WRITTEN INSTRUCTION
Retype each entry below, keeping every character the same.

Stored items
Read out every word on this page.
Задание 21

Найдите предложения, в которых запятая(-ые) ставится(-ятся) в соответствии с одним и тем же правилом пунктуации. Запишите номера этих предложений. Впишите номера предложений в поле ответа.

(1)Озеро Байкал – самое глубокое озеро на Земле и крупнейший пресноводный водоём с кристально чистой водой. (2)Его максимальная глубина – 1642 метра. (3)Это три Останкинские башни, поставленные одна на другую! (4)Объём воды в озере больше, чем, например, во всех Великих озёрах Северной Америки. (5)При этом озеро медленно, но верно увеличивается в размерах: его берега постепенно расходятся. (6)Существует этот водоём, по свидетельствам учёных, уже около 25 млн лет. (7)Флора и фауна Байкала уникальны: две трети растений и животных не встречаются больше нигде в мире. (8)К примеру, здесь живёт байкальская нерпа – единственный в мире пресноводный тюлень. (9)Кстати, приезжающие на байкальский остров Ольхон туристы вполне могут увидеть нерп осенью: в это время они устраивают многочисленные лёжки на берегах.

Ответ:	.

SOLVED PROBLEM
Read out every word on this page.
Задание 21

Найдите предложения, в которых запятая(-ые) ставится(-ятся) в соответствии с одним и тем же правилом пунктуации. Запишите номера этих предложений. Впишите номера предложений в поле ответа.

(1)Озеро Байкал – самое глубокое озеро на Земле и крупнейший пресноводный водоём с кристально чистой водой. (2)Его максимальная глубина – 1642 метра. (3)Это три Останкинские башни, поставленные одна на другую! (4)Объём воды в озере больше, чем, например, во всех Великих озёрах Северной Америки. (5)При этом озеро медленно, но верно увеличивается в размерах: его берега постепенно расходятся. (6)Существует этот водоём, по свидетельствам учёных, уже около 25 млн лет. (7)Флора и фауна Байкала уникальны: две трети растений и животных не встречаются больше нигде в мире. (8)К примеру, здесь живёт байкальская нерпа – единственный в мире пресноводный тюлень. (9)Кстати, приезжающие на байкальский остров Ольхон туристы вполне могут увидеть нерп осенью: в это время они устраивают многочисленные лёжки на берегах.

Ответ:	.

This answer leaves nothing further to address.